----- PROVIDED DATA -----

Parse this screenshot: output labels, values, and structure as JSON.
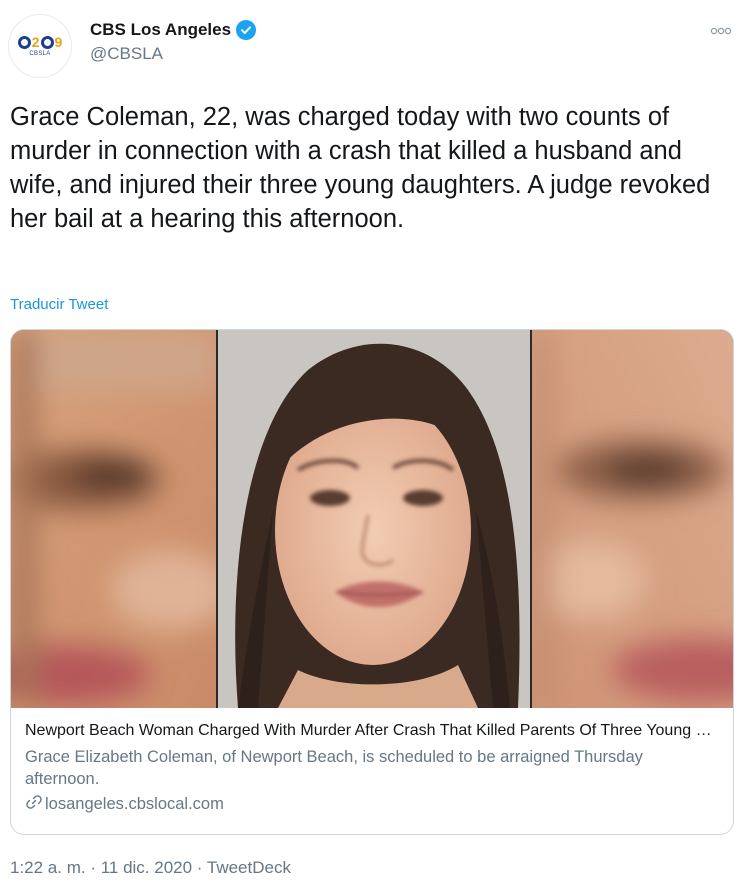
{
  "account": {
    "display_name": "CBS Los Angeles",
    "handle": "@CBSLA",
    "avatar_number": "2",
    "avatar_number_b": "9",
    "avatar_sub": "CBSLA"
  },
  "icons": {
    "verified": "verified-badge-icon",
    "more": "more-options-icon",
    "link": "link-icon"
  },
  "tweet": {
    "text": "Grace Coleman, 22, was charged today with two counts of murder in connection with a crash that killed a husband and wife, and injured their three young daughters. A judge revoked her bail at a hearing this afternoon.",
    "translate_label": "Traducir Tweet"
  },
  "card": {
    "title": "Newport Beach Woman Charged With Murder After Crash That Killed Parents Of Three Young Daughters",
    "description": "Grace Elizabeth Coleman, of Newport Beach, is scheduled to be arraigned Thursday afternoon.",
    "domain": "losangeles.cbslocal.com"
  },
  "meta": {
    "timestamp": "1:22 a. m. · 11 dic. 2020 · TweetDeck"
  },
  "colors": {
    "accent": "#1da1f2",
    "link": "#1b95e0",
    "secondary_text": "#657786",
    "border": "#ccd6dd"
  }
}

-----

## WHAT IS EXPECTED:
Print every entry exactly as written, without the pictures.

## RESULT BELOW:
Parse this screenshot: output labels, values, and structure as JSON.
{
  "account": {
    "display_name": "CBS Los Angeles",
    "handle": "@CBSLA",
    "avatar_number": "2",
    "avatar_number_b": "9",
    "avatar_sub": "CBSLA"
  },
  "icons": {
    "verified": "verified-badge-icon",
    "more": "more-options-icon",
    "link": "link-icon"
  },
  "tweet": {
    "text": "Grace Coleman, 22, was charged today with two counts of murder in connection with a crash that killed a husband and wife, and injured their three young daughters. A judge revoked her bail at a hearing this afternoon.",
    "translate_label": "Traducir Tweet"
  },
  "card": {
    "title": "Newport Beach Woman Charged With Murder After Crash That Killed Parents Of Three Young Daughters",
    "description": "Grace Elizabeth Coleman, of Newport Beach, is scheduled to be arraigned Thursday afternoon.",
    "domain": "losangeles.cbslocal.com"
  },
  "meta": {
    "timestamp": "1:22 a. m. · 11 dic. 2020 · TweetDeck"
  },
  "colors": {
    "accent": "#1da1f2",
    "link": "#1b95e0",
    "secondary_text": "#657786",
    "border": "#ccd6dd"
  }
}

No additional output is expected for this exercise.